** start Available data **
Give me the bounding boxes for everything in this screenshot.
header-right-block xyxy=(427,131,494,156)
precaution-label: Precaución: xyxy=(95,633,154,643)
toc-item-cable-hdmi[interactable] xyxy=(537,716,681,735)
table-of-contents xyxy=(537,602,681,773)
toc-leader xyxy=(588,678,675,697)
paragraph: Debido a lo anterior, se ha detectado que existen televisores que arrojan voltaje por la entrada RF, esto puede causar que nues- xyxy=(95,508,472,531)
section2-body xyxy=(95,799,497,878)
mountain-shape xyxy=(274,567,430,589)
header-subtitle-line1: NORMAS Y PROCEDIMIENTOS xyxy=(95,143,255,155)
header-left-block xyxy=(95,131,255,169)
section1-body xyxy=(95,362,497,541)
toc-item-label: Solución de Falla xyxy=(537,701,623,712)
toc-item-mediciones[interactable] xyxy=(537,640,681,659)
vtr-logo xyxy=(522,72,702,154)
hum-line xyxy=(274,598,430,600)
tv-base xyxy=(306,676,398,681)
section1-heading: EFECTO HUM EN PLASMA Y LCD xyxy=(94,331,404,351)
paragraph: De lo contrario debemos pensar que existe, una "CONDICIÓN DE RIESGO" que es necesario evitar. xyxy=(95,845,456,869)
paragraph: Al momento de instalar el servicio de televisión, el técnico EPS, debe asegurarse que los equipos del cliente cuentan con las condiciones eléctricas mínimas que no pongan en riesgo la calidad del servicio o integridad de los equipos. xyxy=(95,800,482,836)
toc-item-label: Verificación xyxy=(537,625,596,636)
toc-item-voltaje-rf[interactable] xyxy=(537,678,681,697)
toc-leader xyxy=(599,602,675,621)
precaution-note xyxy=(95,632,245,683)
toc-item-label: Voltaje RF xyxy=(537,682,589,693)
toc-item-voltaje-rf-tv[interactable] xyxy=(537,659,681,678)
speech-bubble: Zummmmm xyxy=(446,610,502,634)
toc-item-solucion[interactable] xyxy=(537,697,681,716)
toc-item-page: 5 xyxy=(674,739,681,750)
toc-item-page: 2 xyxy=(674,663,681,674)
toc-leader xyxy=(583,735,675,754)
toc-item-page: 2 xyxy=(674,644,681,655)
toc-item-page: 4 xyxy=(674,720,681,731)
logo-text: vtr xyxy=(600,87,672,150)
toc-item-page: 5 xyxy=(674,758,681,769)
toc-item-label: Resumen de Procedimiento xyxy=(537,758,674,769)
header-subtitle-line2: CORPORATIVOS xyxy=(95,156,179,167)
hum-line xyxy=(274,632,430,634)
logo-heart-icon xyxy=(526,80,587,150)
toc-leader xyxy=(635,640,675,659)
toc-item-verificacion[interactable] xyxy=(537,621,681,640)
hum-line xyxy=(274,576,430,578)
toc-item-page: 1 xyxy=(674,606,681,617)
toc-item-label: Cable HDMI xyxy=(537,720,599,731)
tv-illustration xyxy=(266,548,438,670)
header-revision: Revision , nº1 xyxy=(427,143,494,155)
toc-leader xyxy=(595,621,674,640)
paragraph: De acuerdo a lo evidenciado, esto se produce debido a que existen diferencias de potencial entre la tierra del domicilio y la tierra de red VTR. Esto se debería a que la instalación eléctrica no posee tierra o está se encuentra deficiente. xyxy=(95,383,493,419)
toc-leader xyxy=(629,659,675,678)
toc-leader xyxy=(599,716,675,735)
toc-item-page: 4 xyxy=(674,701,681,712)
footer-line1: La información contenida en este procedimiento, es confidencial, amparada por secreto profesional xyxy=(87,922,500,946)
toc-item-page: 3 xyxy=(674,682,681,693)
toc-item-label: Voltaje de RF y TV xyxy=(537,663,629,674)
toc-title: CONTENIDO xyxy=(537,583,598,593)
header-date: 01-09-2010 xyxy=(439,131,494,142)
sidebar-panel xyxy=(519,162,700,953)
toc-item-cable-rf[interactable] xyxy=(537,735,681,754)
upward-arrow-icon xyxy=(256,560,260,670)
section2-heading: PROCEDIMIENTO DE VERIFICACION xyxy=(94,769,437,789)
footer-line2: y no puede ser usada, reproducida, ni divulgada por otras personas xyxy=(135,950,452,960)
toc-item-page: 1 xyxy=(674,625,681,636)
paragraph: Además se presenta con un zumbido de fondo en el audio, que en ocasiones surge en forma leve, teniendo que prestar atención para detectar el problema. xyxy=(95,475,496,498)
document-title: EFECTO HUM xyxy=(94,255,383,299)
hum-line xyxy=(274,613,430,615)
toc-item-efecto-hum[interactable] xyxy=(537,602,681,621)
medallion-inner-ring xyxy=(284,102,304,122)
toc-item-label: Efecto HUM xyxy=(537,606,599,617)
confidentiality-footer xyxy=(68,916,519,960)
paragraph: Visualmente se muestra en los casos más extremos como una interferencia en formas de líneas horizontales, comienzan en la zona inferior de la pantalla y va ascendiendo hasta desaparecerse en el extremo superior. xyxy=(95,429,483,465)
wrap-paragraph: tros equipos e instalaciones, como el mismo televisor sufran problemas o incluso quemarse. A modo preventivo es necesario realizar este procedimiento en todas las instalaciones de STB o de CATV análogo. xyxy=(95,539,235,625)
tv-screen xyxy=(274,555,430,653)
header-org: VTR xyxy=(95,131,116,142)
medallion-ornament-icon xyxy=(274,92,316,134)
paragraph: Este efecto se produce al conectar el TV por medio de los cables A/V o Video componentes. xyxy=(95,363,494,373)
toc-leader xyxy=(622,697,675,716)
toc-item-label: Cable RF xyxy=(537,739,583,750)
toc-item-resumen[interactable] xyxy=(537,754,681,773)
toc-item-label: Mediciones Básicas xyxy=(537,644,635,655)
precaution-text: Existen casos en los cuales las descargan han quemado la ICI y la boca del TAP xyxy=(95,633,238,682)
** end Available data **
## Goal
Copy out every line of the records above verbatim.

## Output for this exercise
Give me the bounding boxes for everything in this screenshot.
header-right-block xyxy=(427,131,494,156)
precaution-label: Precaución: xyxy=(95,633,154,643)
toc-item-cable-hdmi[interactable] xyxy=(537,716,681,735)
table-of-contents xyxy=(537,602,681,773)
toc-leader xyxy=(588,678,675,697)
paragraph: Debido a lo anterior, se ha detectado que existen televisores que arrojan voltaje por la entrada RF, esto puede causar que nues- xyxy=(95,508,472,531)
section2-body xyxy=(95,799,497,878)
mountain-shape xyxy=(274,567,430,589)
header-subtitle-line1: NORMAS Y PROCEDIMIENTOS xyxy=(95,143,255,155)
header-left-block xyxy=(95,131,255,169)
section1-body xyxy=(95,362,497,541)
toc-item-label: Solución de Falla xyxy=(537,701,623,712)
toc-item-mediciones[interactable] xyxy=(537,640,681,659)
vtr-logo xyxy=(522,72,702,154)
hum-line xyxy=(274,598,430,600)
tv-base xyxy=(306,676,398,681)
section1-heading: EFECTO HUM EN PLASMA Y LCD xyxy=(94,331,404,351)
paragraph: De lo contrario debemos pensar que existe, una "CONDICIÓN DE RIESGO" que es necesario evitar. xyxy=(95,845,456,869)
paragraph: Al momento de instalar el servicio de televisión, el técnico EPS, debe asegurarse que los equipos del cliente cuentan con las condiciones eléctricas mínimas que no pongan en riesgo la calidad del servicio o integridad de los equipos. xyxy=(95,800,482,836)
toc-item-label: Verificación xyxy=(537,625,596,636)
toc-item-voltaje-rf[interactable] xyxy=(537,678,681,697)
toc-leader xyxy=(599,602,675,621)
precaution-note xyxy=(95,632,245,683)
toc-item-label: Voltaje RF xyxy=(537,682,589,693)
toc-item-voltaje-rf-tv[interactable] xyxy=(537,659,681,678)
speech-bubble: Zummmmm xyxy=(446,610,502,634)
toc-item-solucion[interactable] xyxy=(537,697,681,716)
toc-item-page: 5 xyxy=(674,739,681,750)
toc-item-page: 2 xyxy=(674,663,681,674)
toc-leader xyxy=(583,735,675,754)
toc-item-page: 2 xyxy=(674,644,681,655)
toc-item-page: 4 xyxy=(674,720,681,731)
logo-text: vtr xyxy=(600,87,672,150)
toc-item-page: 5 xyxy=(674,758,681,769)
toc-item-label: Resumen de Procedimiento xyxy=(537,758,674,769)
header-subtitle-line2: CORPORATIVOS xyxy=(95,156,179,167)
hum-line xyxy=(274,632,430,634)
logo-heart-icon xyxy=(526,80,587,150)
toc-leader xyxy=(635,640,675,659)
toc-item-verificacion[interactable] xyxy=(537,621,681,640)
hum-line xyxy=(274,576,430,578)
toc-item-page: 1 xyxy=(674,606,681,617)
toc-item-label: Cable HDMI xyxy=(537,720,599,731)
tv-illustration xyxy=(266,548,438,670)
header-revision: Revision , nº1 xyxy=(427,143,494,155)
toc-leader xyxy=(595,621,674,640)
paragraph: De acuerdo a lo evidenciado, esto se produce debido a que existen diferencias de potencial entre la tierra del domicilio y la tierra de red VTR. Esto se debería a que la instalación eléctrica no posee tierra o está se encuentra deficiente. xyxy=(95,383,493,419)
toc-leader xyxy=(629,659,675,678)
toc-leader xyxy=(599,716,675,735)
toc-item-page: 4 xyxy=(674,701,681,712)
footer-line1: La información contenida en este procedimiento, es confidencial, amparada por secreto profesional xyxy=(87,922,500,946)
toc-item-page: 3 xyxy=(674,682,681,693)
toc-item-label: Voltaje de RF y TV xyxy=(537,663,629,674)
toc-title: CONTENIDO xyxy=(537,583,598,593)
header-date: 01-09-2010 xyxy=(439,131,494,142)
sidebar-panel xyxy=(519,162,700,953)
toc-item-cable-rf[interactable] xyxy=(537,735,681,754)
upward-arrow-icon xyxy=(256,560,260,670)
section2-heading: PROCEDIMIENTO DE VERIFICACION xyxy=(94,769,437,789)
footer-line2: y no puede ser usada, reproducida, ni divulgada por otras personas xyxy=(135,950,452,960)
toc-item-page: 1 xyxy=(674,625,681,636)
paragraph: Además se presenta con un zumbido de fondo en el audio, que en ocasiones surge en forma leve, teniendo que prestar atención para detectar el problema. xyxy=(95,475,496,498)
document-title: EFECTO HUM xyxy=(94,255,383,299)
hum-line xyxy=(274,613,430,615)
toc-item-efecto-hum[interactable] xyxy=(537,602,681,621)
medallion-inner-ring xyxy=(284,102,304,122)
toc-item-label: Efecto HUM xyxy=(537,606,599,617)
confidentiality-footer xyxy=(68,916,519,960)
paragraph: Visualmente se muestra en los casos más extremos como una interferencia en formas de líneas horizontales, comienzan en la zona inferior de la pantalla y va ascendiendo hasta desaparecerse en el extremo superior. xyxy=(95,429,483,465)
wrap-paragraph: tros equipos e instalaciones, como el mismo televisor sufran problemas o incluso quemarse. A modo preventivo es necesario realizar este procedimiento en todas las instalaciones de STB o de CATV análogo. xyxy=(95,539,235,625)
tv-screen xyxy=(274,555,430,653)
header-org: VTR xyxy=(95,131,116,142)
medallion-ornament-icon xyxy=(274,92,316,134)
paragraph: Este efecto se produce al conectar el TV por medio de los cables A/V o Video componentes. xyxy=(95,363,494,373)
toc-leader xyxy=(622,697,675,716)
toc-item-label: Cable RF xyxy=(537,739,583,750)
toc-item-resumen[interactable] xyxy=(537,754,681,773)
toc-item-label: Mediciones Básicas xyxy=(537,644,635,655)
precaution-text: Existen casos en los cuales las descargan han quemado la ICI y la boca del TAP xyxy=(95,633,238,682)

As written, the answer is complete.